Okuma Metni:
’Hayır’lara vesile...

’ANAYASA uzmanımız’ yarınki halkoylamasını yorumlarken, önemli tespitlerde bulunuyor:

Referandum paketinin nedeni Abdullah Gül’ü veya bir ’dindar cumhurbaşkanı!’ seçmekti.

Türkiye’de böyle bir mekanizma icat ve ihdas edildi, birileri birilerini ’dindar’ olarak tarif ve tasnif edebiliyor. Bu tavır, bugüne kadar toplumsal barışa karşı yapılmış en büyük tehdidi oluşturmaktadır.

Referandum konusu kanun, oylamalar gümrüklerde başlamış olmasına rağmen değiştirildi, dejenere edildi.

Sadece parlamento çoğunluğuna dayanarak yapılan bu tasarruftaki keyfilik, bu referandumu hukuken ’hiçlikle’ malul kılmaktadır.

Referanduma katılmayacaklara karşı alelacele bir tedbir olarak zamlı bir ceza uygulaması yürürlüğe kondu hemen... Bu referandum kanunundaki keyfiliğin devamı olan bir tasarruftur ve ’suret-i katiyede’ gönüllü bir ’oydaşlık’, karar oluşturma amaçlı bir Anayasal düzenleme olan referandumun tabiatına aykırıdır.

İDARİ YARGIYA GİDİLEBİLİR

Bu keyfi tasarrufa karşı, mutlaka idari yargıya müracaat edilmesi gerekmektedir.

Bu iktidar ve destekçileri, Ahmet Necdet Sezer’in şahsında sürekli olarak cumhurbaşkanının yetkilerinin, klasik parlamenter sistemlerde olması gerektiğinden fazla olduğundan şikáyet etmişlerdir.

Cumhurbaşkanının bu yetkilerine hiç dokunmadan, bir tarafta ’avara kasnak’ anayasa yapma havası basmak, bir taraftan da, çok yetkili ve sorumsuz -iddialar AKP ve destekçilerinindir- cumhurbaşkanını halka seçtirmeye çalışmak, demokratik bir enstrüman olarak referandumu kendi amaçlarına göre istismar etmek ve bir bütün olarak 1982 Anayasası’nda düzenlenen erkler arasındaki dengeyi tağyir (bozmak, yapısını değiştirmek) etmektir.

Türk Ceza Kanunu, Anayasa’nın öngördüğü düzeni cebir ve şiddet kullanarak değiştirmek veya değiştirmeye teşebbüs etmeyi 309. maddede Anayasal düzene karşı suçlar bölümünde düzenlemiştir.

Referandum müessesesini kendi siyasal amaçları uğruna istismar etmek, zahiren (görünüşte) cebir ve şiddet kullanmak sayılmasa bile, ciddi anlamda hile ile Anayasa’nın öngördüğü düzeni değiştirmektir ve ’hiçlikle’ malul bir sonuç doğurur."

Sağlanan Materyal:

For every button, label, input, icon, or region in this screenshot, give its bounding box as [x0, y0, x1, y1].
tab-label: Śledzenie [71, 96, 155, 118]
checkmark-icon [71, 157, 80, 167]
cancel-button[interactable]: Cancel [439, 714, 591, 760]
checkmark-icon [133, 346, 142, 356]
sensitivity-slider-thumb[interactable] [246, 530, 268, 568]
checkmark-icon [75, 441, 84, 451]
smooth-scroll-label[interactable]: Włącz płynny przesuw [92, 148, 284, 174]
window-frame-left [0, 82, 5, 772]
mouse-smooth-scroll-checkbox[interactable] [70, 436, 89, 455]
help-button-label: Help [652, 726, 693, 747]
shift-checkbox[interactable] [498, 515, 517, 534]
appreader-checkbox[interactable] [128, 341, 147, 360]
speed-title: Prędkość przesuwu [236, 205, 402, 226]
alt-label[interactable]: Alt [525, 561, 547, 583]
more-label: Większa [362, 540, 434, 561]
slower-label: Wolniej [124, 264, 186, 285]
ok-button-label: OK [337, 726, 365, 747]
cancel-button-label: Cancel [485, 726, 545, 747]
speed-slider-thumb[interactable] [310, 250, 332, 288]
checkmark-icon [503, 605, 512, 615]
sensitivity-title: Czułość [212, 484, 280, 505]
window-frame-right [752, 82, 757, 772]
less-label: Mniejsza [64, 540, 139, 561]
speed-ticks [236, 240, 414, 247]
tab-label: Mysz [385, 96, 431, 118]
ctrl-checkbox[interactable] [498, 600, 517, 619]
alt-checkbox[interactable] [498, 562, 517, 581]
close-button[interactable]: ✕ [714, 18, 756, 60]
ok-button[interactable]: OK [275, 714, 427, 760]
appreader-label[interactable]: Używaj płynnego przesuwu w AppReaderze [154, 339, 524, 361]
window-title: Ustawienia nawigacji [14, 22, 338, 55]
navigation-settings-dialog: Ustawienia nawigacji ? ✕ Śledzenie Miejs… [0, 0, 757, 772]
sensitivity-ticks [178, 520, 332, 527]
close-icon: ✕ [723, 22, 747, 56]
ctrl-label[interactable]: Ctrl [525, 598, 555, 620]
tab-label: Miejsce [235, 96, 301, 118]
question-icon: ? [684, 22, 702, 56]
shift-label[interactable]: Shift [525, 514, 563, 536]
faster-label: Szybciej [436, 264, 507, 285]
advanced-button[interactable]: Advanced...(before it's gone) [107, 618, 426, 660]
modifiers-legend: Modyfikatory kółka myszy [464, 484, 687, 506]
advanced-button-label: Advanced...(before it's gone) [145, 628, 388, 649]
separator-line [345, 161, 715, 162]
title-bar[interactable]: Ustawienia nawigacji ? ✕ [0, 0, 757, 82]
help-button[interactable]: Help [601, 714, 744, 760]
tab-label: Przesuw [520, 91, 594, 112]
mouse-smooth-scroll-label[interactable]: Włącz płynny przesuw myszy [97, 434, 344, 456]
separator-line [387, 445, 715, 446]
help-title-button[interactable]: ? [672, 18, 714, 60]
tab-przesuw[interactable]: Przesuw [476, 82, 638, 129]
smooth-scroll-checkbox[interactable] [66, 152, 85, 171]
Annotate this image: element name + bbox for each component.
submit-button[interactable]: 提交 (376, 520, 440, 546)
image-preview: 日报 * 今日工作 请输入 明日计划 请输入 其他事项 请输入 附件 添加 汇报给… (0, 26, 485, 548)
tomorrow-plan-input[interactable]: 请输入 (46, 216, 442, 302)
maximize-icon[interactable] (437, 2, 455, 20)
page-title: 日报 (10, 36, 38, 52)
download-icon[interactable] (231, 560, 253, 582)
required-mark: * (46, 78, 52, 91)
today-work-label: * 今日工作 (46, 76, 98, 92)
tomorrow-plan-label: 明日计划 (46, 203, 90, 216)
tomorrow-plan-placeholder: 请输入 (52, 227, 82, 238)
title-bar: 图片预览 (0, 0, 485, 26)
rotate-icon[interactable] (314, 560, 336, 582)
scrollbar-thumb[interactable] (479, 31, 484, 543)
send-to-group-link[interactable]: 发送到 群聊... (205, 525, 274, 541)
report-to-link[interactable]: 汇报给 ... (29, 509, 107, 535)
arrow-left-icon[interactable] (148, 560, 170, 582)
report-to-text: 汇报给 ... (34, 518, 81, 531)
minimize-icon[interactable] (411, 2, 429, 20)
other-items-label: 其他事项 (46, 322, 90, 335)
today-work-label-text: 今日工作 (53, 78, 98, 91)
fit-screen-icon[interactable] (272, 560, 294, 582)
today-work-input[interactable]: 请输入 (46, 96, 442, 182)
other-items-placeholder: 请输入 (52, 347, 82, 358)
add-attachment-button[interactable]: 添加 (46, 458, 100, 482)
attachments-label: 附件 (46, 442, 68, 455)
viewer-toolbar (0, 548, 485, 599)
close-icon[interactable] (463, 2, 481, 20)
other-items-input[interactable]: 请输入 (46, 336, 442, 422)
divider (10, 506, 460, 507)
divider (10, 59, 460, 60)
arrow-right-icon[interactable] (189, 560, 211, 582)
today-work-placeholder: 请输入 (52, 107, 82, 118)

Çözülecek Problemler:
**A.** Okuma metninde "Referanduma katılmayacaklara karşı" ifadesini içeren sözcüklerle açılıp "müracaat edilmesi gerekmektedir." ile kapanan bölümü aynen aktarın.
**B.** Okuma metnine göre referandum kanununda yapılan değişiklik, referandumu hukuken neden "hiçlikle" malul kılıyor? Bir ila üç cümleyle açıklayın.

Çözümler Aşağıda:
**A.**
Referanduma katılmayacaklara karşı alelacele bir tedbir olarak zamlı bir ceza uygulaması yürürlüğe kondu hemen... Bu referandum kanunundaki keyfiliğin devamı olan bir tasarruftur ve ’suret-i katiyede’ gönüllü bir ’oydaşlık’, karar oluşturma amaçlı bir Anayasal düzenleme olan referandumun tabiatına aykırıdır.

İDARİ YARGIYA GİDİLEBİLİR

Bu keyfi tasarrufa karşı, mutlaka idari yargıya müracaat edilmesi gerekmektedir.

**B.** Referandum konusu kanun, oylamalar gümrüklerde başlamış olmasına rağmen değiştirilmiş ve dejenere edilmiştir. Bu değişiklik sadece parlamento çoğunluğuna dayanılarak yapılmıştır. Metne göre bu tasarruftaki keyfilik, referandumu hukuken "hiçlikle" malul kılmaktadır.